Beefy Boxes and Bandwidth Generously Provided by pair Networks
Pathologically Eclectic Rubbish Lister
 
PerlMonks  

What is this "Do you need to predeclare croak" about? [SOLVED]

by karlgoethebier (Prior)
on Jun 14, 2017 at 17:58 UTC ( #1192821=perlquestion: print w/replies, xml ) Need Help??
karlgoethebier has asked for the wisdom of the Perl Monks concerning the following question:

Hi all,

i wrote this:

#!/usr/bin/env perl use strict; use warnings; use threads; use MCE::Loop; use MCE::Shared; use LWP::Simple; use feature qw(say); use constant AMOUNT => 0; my $result = MCE::Shared->hash; my @urls = qw(http://perlmonks.org http://www.whitehouse.org ); MCE::Loop::init { max_workers => 'auto', chunk_size => 1 }; my $fetch = sub { head(shift) }; mce_loop { my @data = $fetch->($_); sleep AMOUNT; $result->set( $_ => \@data ); } @urls; { no warnings qw(uninitialized); my $iter = $result->iterator(); while ( my ( $url, $data ) = $iter->() ) { say $url; say for @$data; say q(---); } } __END__

It works as expected but sometimes i get this confusing error message:

String found where operator expected at /Users/karl/perl5/perlbrew/per +ls/perl-5.24.1threads/lib/5.24.1/darwin-thread-multi-2level/IO/Socket +/INET.pm line 303, near "croak 'usage: $sock->peerhost()'" (Do you need to predeclare croak?) # ... many more like this

This comes from...

sub peerhost { @_ == 1 or croak 'usage: $sock->peerhost()'; my($sock) = @_; my $addr = $sock->peeraddr; $addr ? inet_ntoa($addr) : undef; }

... and many more subs in INET.pm

Update: Replaced $_ with shift. Sorry.

Update2: Mh, it seems when i don't use threads the phenomenon doesn't occur...

Update3: From time to time i get this:

Segmentation fault: 11 Deep recursion on subroutine "IO::Socket::new" at /Users/karl/perl5/pe +rlbrew/perls/perl-5.24.1threads/lib/5.24.1/IO/Socket/IP.pm line 353, +<__ANONIO__> line 2.

------------------------------------------------

Instructions for the task:
Please answer these three questions about the PerlMonks thread, one per line:
1. According to the error message, which module file and line number does the warning point to?
2. In the first update, what did the author replace `$_` with?
3. According to the second update, when does the problem seem not to occur?
The data below comes from a different source than the PerlMonks thread.

------------------------------------------------

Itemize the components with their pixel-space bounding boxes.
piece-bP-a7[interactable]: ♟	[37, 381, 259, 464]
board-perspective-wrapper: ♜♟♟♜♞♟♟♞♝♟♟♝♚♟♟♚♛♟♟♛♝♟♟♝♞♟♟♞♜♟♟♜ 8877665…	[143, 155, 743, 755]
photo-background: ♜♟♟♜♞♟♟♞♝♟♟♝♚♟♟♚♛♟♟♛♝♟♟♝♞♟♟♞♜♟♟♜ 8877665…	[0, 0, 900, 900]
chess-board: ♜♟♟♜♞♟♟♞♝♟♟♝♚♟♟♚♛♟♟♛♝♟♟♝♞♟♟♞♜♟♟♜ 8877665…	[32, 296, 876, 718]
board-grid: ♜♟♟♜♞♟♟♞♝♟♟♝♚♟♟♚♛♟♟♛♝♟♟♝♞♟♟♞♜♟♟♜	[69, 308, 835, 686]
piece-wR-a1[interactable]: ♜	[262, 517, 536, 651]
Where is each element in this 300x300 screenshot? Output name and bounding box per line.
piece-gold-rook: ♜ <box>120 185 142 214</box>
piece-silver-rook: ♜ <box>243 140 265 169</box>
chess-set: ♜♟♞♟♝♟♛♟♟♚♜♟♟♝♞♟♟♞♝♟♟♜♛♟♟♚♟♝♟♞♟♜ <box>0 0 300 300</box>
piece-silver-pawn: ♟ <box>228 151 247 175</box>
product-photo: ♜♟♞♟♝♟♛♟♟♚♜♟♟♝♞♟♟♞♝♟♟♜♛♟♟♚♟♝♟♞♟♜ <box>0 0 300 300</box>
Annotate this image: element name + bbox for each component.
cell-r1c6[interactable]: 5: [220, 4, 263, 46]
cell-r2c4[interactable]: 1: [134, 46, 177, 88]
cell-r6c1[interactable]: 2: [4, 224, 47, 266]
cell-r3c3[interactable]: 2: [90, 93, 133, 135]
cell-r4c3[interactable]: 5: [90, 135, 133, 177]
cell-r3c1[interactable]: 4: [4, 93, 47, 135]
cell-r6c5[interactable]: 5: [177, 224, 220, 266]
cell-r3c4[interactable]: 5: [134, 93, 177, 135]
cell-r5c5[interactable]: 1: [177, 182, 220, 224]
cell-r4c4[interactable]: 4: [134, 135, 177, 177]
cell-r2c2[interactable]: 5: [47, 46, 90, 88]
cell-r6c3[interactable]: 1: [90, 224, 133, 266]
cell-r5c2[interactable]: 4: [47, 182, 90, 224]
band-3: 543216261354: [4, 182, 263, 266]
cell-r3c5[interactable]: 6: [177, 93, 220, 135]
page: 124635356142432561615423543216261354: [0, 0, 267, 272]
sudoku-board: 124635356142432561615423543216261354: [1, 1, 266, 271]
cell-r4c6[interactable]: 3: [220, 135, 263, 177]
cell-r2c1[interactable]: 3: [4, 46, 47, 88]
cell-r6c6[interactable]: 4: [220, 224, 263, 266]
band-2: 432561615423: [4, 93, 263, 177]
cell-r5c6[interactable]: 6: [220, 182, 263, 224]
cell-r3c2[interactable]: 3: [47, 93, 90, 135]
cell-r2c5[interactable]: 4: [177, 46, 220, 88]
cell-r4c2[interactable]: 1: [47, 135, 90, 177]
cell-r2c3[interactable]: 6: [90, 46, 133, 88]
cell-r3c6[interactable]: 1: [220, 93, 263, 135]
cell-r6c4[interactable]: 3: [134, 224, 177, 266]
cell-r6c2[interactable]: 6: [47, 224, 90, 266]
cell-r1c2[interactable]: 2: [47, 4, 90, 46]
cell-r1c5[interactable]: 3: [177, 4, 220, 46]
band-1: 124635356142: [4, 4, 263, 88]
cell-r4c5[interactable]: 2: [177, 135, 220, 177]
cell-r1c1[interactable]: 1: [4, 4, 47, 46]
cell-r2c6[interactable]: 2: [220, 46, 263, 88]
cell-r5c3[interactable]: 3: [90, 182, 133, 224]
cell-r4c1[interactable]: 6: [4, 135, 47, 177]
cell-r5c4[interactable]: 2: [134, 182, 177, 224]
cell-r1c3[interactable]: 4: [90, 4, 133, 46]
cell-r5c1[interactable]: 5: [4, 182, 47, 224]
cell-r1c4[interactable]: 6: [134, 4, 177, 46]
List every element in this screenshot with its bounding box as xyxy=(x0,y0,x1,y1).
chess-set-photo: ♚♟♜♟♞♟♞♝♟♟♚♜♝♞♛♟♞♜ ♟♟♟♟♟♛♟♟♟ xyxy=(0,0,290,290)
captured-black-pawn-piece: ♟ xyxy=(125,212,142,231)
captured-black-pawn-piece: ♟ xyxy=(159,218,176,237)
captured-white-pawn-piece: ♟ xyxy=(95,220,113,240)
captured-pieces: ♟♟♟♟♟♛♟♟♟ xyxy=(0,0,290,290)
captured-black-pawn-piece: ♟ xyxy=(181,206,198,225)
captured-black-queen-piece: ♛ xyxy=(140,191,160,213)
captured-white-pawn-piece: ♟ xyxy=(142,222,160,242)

------------------------------------------------

Exercise result:
1. IO/Socket/INET.pm, line 303
2. `shift`
3. When threads are not used